* Items
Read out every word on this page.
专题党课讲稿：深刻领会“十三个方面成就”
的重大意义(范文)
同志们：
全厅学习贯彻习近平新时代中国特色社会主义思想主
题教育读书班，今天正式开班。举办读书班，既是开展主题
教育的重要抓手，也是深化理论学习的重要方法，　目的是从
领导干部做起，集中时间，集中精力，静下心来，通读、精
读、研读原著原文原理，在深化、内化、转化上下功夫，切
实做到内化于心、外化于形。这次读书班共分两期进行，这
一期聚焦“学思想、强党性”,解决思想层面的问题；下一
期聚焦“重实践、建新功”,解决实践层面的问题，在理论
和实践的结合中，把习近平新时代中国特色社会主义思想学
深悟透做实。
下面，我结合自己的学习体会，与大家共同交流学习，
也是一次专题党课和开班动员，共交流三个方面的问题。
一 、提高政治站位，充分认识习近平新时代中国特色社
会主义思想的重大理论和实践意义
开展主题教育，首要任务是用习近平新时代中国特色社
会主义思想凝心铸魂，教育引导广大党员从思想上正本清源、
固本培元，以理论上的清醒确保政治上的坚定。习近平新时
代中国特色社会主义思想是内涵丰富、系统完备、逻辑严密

---

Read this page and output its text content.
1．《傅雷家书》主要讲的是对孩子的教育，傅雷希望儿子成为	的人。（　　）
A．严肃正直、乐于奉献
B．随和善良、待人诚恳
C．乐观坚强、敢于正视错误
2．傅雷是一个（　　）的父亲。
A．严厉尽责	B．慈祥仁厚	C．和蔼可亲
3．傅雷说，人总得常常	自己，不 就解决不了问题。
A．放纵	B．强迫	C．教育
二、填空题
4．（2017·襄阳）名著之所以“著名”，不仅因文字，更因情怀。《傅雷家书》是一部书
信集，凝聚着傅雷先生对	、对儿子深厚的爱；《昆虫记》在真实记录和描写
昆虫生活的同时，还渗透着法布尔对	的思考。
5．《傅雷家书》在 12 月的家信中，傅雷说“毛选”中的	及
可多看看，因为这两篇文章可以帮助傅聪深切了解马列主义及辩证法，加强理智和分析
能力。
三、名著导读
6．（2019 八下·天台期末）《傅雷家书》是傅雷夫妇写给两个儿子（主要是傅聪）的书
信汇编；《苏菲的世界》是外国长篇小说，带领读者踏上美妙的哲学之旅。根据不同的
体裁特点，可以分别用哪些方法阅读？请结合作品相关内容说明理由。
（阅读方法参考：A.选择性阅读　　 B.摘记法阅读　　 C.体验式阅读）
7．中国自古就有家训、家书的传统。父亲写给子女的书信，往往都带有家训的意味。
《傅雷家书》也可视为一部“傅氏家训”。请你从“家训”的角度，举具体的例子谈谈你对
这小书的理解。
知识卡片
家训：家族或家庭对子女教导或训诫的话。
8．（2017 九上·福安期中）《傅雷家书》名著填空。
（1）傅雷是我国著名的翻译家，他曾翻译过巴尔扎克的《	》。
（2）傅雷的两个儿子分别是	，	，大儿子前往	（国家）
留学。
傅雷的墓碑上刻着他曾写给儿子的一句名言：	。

...

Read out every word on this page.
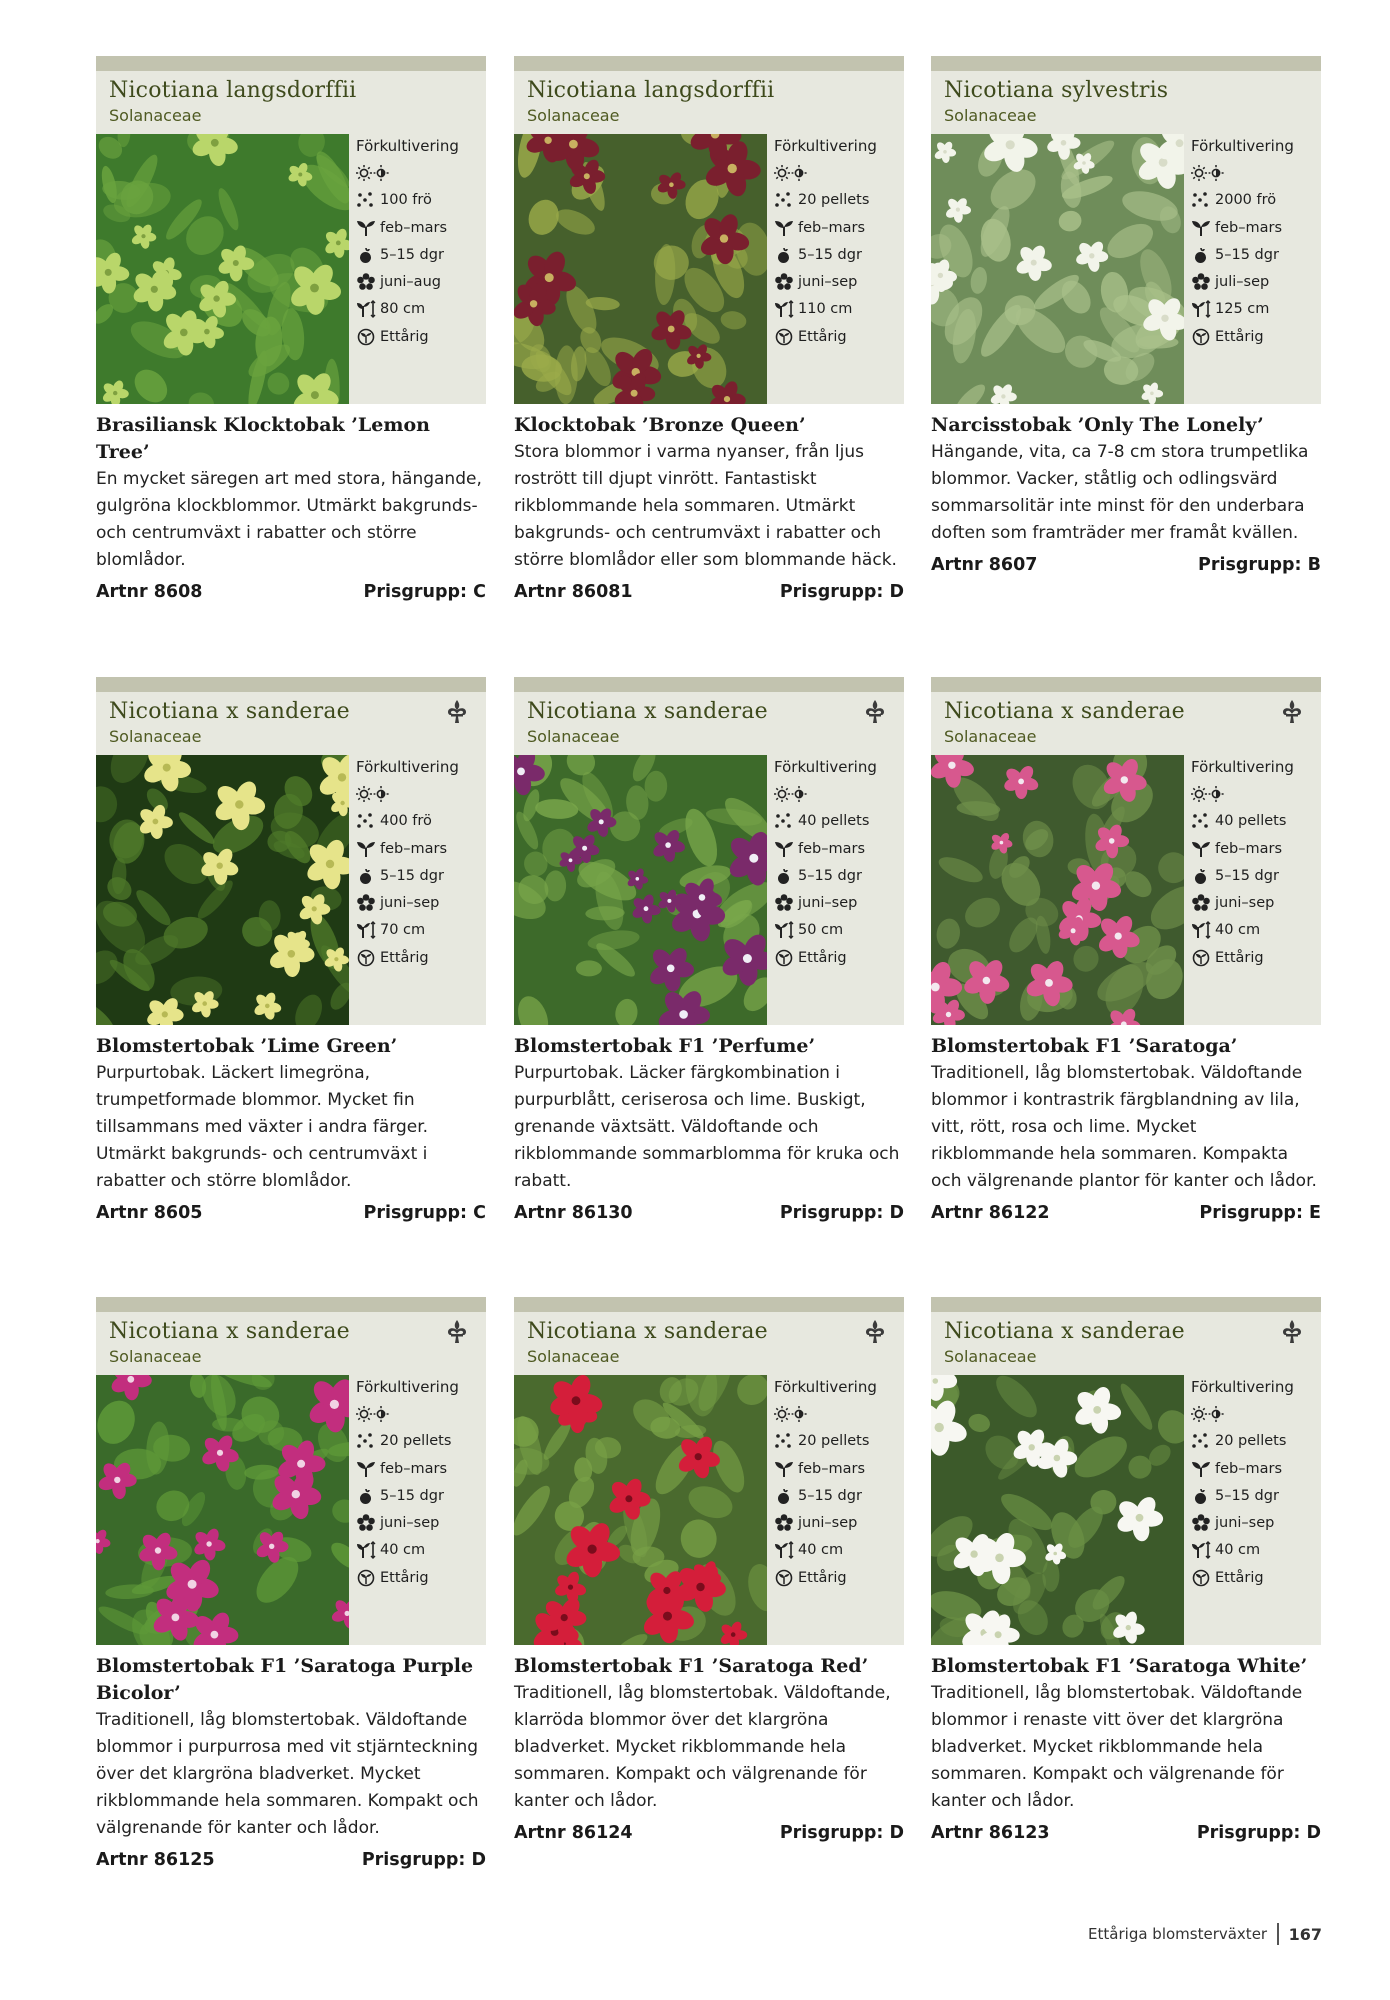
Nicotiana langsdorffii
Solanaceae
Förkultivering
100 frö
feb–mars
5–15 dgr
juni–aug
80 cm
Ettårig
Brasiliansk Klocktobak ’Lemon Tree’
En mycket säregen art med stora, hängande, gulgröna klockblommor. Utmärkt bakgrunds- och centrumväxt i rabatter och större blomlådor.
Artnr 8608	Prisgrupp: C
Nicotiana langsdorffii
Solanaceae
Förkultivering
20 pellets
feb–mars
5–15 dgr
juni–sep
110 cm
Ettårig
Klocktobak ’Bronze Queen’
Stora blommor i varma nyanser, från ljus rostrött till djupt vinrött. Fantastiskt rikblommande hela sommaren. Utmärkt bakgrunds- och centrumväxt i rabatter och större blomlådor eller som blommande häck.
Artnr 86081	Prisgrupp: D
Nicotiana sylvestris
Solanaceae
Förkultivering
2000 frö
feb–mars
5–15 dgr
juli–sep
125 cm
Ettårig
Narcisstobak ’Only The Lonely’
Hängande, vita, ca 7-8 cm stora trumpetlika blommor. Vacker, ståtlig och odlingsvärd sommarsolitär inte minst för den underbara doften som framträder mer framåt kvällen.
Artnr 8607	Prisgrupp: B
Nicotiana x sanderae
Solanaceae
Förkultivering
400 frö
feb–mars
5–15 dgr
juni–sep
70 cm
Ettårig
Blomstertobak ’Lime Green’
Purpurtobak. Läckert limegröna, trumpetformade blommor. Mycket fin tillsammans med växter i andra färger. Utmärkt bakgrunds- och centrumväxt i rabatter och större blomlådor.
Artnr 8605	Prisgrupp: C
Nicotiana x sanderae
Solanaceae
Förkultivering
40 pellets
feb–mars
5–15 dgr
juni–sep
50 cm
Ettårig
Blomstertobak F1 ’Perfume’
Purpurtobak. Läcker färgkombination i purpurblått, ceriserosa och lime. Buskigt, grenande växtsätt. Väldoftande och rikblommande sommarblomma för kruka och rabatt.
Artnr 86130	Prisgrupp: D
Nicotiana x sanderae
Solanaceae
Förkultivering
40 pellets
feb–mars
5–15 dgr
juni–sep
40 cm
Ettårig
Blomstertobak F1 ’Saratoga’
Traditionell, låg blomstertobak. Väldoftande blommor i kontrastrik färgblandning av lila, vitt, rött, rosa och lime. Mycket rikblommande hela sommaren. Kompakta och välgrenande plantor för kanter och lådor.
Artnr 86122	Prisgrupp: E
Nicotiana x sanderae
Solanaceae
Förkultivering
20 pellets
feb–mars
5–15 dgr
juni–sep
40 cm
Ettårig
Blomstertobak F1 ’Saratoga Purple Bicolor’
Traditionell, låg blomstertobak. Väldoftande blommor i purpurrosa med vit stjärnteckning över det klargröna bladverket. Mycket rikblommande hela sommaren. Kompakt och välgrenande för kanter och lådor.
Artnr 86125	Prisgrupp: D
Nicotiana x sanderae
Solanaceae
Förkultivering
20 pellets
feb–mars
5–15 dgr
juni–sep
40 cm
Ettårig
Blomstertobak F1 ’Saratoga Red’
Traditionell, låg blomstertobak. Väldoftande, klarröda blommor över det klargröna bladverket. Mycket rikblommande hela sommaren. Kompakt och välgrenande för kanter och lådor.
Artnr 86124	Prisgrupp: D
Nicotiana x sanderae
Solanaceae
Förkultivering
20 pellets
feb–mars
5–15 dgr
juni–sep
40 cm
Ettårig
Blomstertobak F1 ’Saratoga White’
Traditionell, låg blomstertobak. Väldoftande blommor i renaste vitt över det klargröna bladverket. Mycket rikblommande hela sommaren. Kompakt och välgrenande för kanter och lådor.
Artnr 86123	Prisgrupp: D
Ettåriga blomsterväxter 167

* Short problem
Copy every line in the entries above that has the string "Utmärkt" in it.

* Written response
En mycket säregen art med stora, hängande, gulgröna klockblommor. Utmärkt bakgrunds- och centrumväxt i rabatter och större blomlådor.
Stora blommor i varma nyanser, från ljus rostrött till djupt vinrött. Fantastiskt rikblommande hela sommaren. Utmärkt bakgrunds- och centrumväxt i rabatter och större blomlådor eller som blommande häck.
Purpurtobak. Läckert limegröna, trumpetformade blommor. Mycket fin tillsammans med växter i andra färger. Utmärkt bakgrunds- och centrumväxt i rabatter och större blomlådor.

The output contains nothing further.